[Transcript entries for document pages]

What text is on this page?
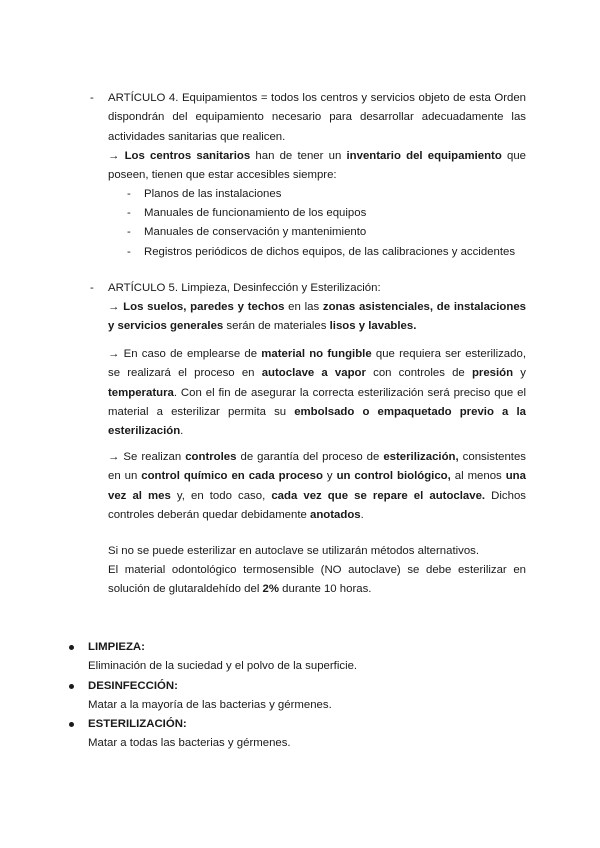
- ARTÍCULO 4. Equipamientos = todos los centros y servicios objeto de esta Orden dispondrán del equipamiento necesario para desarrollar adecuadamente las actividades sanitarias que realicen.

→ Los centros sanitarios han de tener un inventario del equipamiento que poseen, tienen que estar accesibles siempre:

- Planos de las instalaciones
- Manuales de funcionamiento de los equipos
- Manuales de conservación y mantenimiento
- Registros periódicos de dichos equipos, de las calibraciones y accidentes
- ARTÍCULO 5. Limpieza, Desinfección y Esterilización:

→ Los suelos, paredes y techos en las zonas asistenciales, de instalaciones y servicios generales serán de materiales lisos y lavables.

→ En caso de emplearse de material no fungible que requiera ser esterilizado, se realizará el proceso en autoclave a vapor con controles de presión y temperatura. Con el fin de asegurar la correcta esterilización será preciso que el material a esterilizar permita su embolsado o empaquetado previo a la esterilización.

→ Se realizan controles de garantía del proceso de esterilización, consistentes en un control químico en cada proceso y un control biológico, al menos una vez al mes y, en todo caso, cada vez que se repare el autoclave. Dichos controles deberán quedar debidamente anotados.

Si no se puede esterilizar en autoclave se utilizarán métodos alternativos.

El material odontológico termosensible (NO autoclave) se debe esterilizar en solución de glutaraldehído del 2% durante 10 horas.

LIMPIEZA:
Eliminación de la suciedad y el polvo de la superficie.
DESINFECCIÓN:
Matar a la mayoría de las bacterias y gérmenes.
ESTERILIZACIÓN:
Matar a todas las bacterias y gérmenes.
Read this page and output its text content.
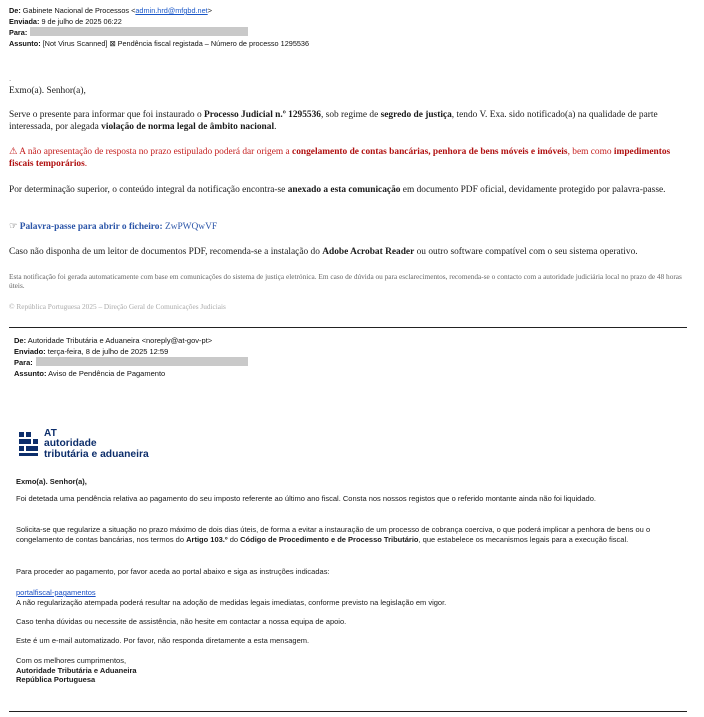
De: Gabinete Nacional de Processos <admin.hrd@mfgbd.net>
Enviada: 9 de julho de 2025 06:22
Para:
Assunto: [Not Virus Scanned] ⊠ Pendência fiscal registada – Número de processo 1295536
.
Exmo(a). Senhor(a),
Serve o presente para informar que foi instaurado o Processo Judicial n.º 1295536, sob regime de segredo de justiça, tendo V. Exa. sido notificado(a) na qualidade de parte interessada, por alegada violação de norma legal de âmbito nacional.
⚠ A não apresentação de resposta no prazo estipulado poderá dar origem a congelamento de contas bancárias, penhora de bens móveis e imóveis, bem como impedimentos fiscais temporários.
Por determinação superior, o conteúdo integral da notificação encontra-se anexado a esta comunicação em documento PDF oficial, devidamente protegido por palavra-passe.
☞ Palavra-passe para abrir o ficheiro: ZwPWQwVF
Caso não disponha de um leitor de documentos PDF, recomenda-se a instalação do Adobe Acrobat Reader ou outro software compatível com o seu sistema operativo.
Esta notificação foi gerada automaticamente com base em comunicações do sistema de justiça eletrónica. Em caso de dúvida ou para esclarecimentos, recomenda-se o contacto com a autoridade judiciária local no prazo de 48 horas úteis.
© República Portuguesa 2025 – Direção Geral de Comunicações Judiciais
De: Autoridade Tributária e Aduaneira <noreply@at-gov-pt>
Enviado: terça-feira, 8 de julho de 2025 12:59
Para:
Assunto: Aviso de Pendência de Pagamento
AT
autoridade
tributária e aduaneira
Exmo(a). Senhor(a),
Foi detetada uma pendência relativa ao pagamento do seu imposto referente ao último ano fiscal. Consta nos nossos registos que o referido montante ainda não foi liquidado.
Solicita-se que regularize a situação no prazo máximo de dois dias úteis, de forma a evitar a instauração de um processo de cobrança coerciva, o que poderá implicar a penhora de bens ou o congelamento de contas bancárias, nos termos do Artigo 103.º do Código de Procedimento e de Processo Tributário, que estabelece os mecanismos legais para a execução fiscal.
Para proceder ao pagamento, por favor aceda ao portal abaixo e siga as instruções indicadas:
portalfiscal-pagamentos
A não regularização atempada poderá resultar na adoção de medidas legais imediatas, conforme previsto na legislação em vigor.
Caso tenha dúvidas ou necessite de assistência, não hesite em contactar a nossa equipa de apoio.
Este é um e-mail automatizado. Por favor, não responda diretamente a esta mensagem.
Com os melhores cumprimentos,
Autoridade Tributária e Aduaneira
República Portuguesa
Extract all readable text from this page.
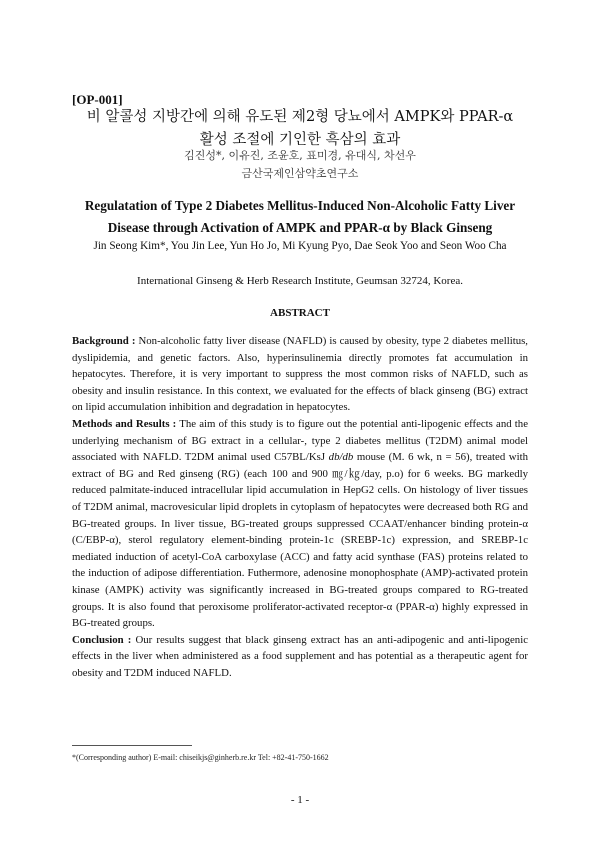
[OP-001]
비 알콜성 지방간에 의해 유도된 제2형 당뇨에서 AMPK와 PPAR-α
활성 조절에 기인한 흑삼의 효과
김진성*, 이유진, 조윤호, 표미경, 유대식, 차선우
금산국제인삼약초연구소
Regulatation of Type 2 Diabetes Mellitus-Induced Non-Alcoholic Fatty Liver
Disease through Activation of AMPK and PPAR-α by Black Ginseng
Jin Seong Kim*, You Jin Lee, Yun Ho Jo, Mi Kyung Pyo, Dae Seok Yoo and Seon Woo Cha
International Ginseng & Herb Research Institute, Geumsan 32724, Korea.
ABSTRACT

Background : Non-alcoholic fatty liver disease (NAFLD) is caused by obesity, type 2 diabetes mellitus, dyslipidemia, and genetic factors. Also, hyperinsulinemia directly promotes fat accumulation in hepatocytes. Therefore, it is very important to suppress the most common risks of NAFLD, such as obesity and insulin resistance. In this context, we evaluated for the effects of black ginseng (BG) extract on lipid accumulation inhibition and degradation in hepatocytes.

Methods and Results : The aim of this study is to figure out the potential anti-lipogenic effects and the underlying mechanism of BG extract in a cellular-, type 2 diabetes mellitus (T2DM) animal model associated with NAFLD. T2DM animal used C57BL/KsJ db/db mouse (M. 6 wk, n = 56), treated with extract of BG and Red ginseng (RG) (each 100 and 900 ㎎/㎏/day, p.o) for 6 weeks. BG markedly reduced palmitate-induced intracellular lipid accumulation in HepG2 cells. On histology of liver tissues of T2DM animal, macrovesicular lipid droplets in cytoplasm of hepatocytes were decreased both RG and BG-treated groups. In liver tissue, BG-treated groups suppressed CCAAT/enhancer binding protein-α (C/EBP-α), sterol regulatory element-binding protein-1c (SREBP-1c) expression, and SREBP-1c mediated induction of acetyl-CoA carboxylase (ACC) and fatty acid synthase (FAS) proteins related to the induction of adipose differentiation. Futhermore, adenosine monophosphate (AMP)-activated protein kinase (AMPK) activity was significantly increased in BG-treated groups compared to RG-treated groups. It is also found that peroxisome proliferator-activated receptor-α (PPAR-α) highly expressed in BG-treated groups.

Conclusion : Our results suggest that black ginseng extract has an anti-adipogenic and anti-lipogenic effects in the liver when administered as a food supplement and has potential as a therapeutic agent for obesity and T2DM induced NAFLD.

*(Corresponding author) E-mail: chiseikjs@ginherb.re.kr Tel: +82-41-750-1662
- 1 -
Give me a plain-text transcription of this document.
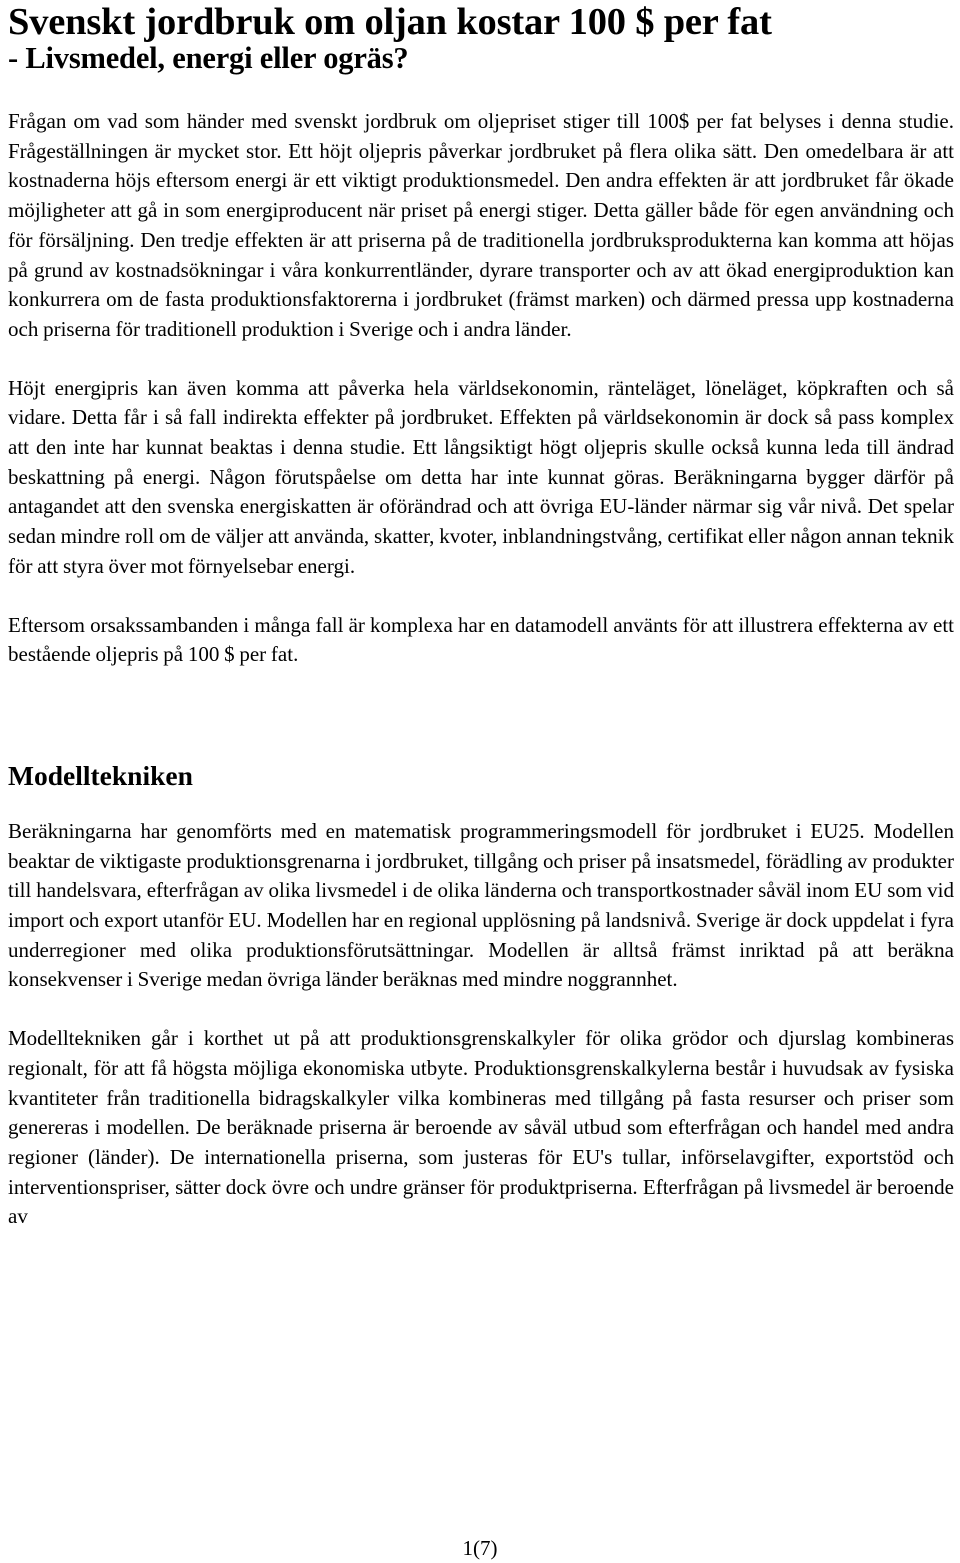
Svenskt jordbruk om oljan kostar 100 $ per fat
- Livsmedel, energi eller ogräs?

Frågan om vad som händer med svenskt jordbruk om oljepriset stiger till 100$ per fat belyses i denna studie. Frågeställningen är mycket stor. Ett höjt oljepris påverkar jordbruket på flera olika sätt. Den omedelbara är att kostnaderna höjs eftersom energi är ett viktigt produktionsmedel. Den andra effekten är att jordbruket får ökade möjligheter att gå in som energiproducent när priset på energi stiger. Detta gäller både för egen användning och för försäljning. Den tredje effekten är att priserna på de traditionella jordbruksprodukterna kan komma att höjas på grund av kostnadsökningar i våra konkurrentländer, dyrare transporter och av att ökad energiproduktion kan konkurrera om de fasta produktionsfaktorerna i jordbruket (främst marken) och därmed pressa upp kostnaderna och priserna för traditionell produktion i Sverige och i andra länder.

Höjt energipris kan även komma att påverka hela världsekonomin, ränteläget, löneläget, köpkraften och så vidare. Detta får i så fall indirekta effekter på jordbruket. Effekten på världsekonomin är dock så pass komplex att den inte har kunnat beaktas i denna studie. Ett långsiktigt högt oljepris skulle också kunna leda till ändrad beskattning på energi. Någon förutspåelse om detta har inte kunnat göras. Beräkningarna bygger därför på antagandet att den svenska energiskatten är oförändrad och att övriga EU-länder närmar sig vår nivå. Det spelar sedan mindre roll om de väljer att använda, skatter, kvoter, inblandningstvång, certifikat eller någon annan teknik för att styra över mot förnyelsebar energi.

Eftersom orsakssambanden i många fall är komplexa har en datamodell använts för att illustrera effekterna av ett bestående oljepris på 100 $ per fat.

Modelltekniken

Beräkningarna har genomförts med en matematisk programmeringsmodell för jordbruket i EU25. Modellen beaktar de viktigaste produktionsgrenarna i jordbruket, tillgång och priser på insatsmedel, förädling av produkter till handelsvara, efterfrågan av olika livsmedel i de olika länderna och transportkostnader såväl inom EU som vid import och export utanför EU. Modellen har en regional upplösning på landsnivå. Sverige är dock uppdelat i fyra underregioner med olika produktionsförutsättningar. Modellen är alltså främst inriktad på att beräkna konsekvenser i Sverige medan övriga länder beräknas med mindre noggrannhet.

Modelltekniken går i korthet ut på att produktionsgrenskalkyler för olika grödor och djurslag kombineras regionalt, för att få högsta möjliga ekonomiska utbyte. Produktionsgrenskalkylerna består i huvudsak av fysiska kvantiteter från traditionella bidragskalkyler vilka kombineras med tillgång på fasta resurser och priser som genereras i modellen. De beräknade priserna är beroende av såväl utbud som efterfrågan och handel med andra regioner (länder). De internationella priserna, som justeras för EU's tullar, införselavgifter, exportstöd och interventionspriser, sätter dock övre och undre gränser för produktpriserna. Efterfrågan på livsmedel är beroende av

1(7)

*Work to be completed*: Filter these records, keeping every line where the word "prazo" occurs.

*Answer for this exercise*:
⚠ A não apresentação de resposta no prazo estipulado poderá dar origem a congelamento de contas bancárias, penhora de bens móveis e imóveis, bem como impedimentos fiscais temporários.
Esta notificação foi gerada automaticamente com base em comunicações do sistema de justiça eletrónica. Em caso de dúvida ou para esclarecimentos, recomenda-se o contacto com a autoridade judiciária local no prazo de 48 horas úteis.
Solicita-se que regularize a situação no prazo máximo de dois dias úteis, de forma a evitar a instauração de um processo de cobrança coerciva, o que poderá implicar a penhora de bens ou o congelamento de contas bancárias, nos termos do Artigo 103.º do Código de Procedimento e de Processo Tributário, que estabelece os mecanismos legais para a execução fiscal.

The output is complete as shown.